**Required work**
Write out the records below once more, exactly as they stand.

**Data entries**
┌────────
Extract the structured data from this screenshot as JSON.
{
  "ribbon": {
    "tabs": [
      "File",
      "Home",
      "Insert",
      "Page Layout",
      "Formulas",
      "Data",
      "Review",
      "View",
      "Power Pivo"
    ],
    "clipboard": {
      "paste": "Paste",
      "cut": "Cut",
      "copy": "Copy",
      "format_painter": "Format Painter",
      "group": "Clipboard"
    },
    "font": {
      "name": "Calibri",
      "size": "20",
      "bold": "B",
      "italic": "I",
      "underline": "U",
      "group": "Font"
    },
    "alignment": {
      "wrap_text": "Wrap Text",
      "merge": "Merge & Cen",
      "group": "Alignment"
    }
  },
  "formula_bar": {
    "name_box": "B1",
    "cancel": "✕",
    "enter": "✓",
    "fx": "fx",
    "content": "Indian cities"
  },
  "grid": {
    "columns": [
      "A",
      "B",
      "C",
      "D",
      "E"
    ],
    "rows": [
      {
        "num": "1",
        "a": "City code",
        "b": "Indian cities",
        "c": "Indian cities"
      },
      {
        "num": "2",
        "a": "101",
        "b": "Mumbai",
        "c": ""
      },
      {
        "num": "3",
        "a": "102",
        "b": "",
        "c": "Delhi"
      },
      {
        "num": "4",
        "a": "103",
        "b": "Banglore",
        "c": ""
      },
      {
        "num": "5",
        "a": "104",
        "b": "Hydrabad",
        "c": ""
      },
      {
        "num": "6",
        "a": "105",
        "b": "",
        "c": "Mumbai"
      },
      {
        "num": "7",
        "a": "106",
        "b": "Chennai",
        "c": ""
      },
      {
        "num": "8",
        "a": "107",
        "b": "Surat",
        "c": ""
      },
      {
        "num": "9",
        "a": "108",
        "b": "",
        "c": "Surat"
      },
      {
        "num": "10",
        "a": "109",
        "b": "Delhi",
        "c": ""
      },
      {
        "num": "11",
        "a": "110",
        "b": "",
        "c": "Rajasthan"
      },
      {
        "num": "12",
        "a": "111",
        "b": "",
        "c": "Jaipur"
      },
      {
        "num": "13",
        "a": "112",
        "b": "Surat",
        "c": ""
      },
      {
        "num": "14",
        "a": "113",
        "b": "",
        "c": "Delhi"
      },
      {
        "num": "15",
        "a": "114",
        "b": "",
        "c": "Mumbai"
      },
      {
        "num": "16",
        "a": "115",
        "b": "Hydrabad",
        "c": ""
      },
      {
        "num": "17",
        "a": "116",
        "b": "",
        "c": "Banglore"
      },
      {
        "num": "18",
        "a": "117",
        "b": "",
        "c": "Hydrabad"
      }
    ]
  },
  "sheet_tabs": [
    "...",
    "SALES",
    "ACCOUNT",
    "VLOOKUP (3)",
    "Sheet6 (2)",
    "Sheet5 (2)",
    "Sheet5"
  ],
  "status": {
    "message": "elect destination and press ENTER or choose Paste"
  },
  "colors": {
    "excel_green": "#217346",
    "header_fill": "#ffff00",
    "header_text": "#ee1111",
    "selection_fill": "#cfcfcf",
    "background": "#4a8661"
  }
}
└────────
**Complete response**
Extract the structured data from this screenshot as JSON.
{
  "ribbon": {
    "tabs": [
      "File",
      "Home",
      "Insert",
      "Page Layout",
      "Formulas",
      "Data",
      "Review",
      "View",
      "Power Pivo"
    ],
    "clipboard": {
      "paste": "Paste",
      "cut": "Cut",
      "copy": "Copy",
      "format_painter": "Format Painter",
      "group": "Clipboard"
    },
    "font": {
      "name": "Calibri",
      "size": "20",
      "bold": "B",
      "italic": "I",
      "underline": "U",
      "group": "Font"
    },
    "alignment": {
      "wrap_text": "Wrap Text",
      "merge": "Merge & Cen",
      "group": "Alignment"
    }
  },
  "formula_bar": {
    "name_box": "B1",
    "cancel": "✕",
    "enter": "✓",
    "fx": "fx",
    "content": "Indian cities"
  },
  "grid": {
    "columns": [
      "A",
      "B",
      "C",
      "D",
      "E"
    ],
    "rows": [
      {
        "num": "1",
        "a": "City code",
        "b": "Indian cities",
        "c": "Indian cities"
      },
      {
        "num": "2",
        "a": "101",
        "b": "Mumbai",
        "c": ""
      },
      {
        "num": "3",
        "a": "102",
        "b": "",
        "c": "Delhi"
      },
      {
        "num": "4",
        "a": "103",
        "b": "Banglore",
        "c": ""
      },
      {
        "num": "5",
        "a": "104",
        "b": "Hydrabad",
        "c": ""
      },
      {
        "num": "6",
        "a": "105",
        "b": "",
        "c": "Mumbai"
      },
      {
        "num": "7",
        "a": "106",
        "b": "Chennai",
        "c": ""
      },
      {
        "num": "8",
        "a": "107",
        "b": "Surat",
        "c": ""
      },
      {
        "num": "9",
        "a": "108",
        "b": "",
        "c": "Surat"
      },
      {
        "num": "10",
        "a": "109",
        "b": "Delhi",
        "c": ""
      },
      {
        "num": "11",
        "a": "110",
        "b": "",
        "c": "Rajasthan"
      },
      {
        "num": "12",
        "a": "111",
        "b": "",
        "c": "Jaipur"
      },
      {
        "num": "13",
        "a": "112",
        "b": "Surat",
        "c": ""
      },
      {
        "num": "14",
        "a": "113",
        "b": "",
        "c": "Delhi"
      },
      {
        "num": "15",
        "a": "114",
        "b": "",
        "c": "Mumbai"
      },
      {
        "num": "16",
        "a": "115",
        "b": "Hydrabad",
        "c": ""
      },
      {
        "num": "17",
        "a": "116",
        "b": "",
        "c": "Banglore"
      },
      {
        "num": "18",
        "a": "117",
        "b": "",
        "c": "Hydrabad"
      }
    ]
  },
  "sheet_tabs": [
    "...",
    "SALES",
    "ACCOUNT",
    "VLOOKUP (3)",
    "Sheet6 (2)",
    "Sheet5 (2)",
    "Sheet5"
  ],
  "status": {
    "message": "elect destination and press ENTER or choose Paste"
  },
  "colors": {
    "excel_green": "#217346",
    "header_fill": "#ffff00",
    "header_text": "#ee1111",
    "selection_fill": "#cfcfcf",
    "background": "#4a8661"
  }
}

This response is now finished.